= Record list =
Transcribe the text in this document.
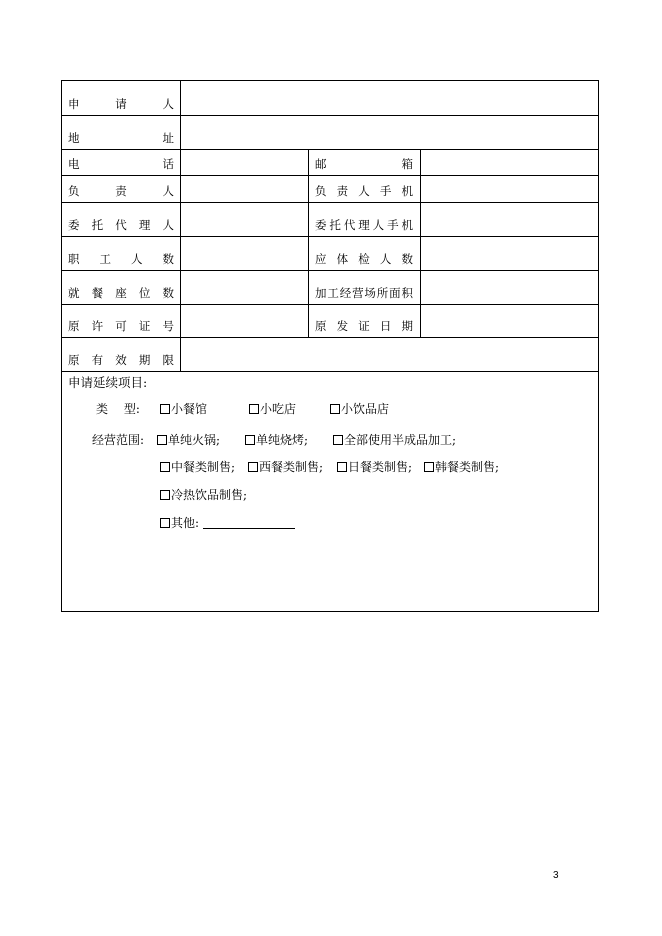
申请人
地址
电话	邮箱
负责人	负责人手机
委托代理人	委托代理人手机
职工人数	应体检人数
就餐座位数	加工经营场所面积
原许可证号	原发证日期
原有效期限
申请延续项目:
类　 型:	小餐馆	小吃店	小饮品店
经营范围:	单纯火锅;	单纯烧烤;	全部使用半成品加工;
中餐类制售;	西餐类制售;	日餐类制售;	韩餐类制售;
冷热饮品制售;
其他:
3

= Exercise brief =
Print the complete listing exactly as it stands, without its pictures.

= Solution to this problem =
Transcribe the text in this document.
申请人
地址
电话	邮箱
负责人	负责人手机
委托代理人	委托代理人手机
职工人数	应体检人数
就餐座位数	加工经营场所面积
原许可证号	原发证日期
原有效期限
申请延续项目:
类　 型:	小餐馆	小吃店	小饮品店
经营范围:	单纯火锅;	单纯烧烤;	全部使用半成品加工;
中餐类制售;	西餐类制售;	日餐类制售;	韩餐类制售;
冷热饮品制售;
其他:
3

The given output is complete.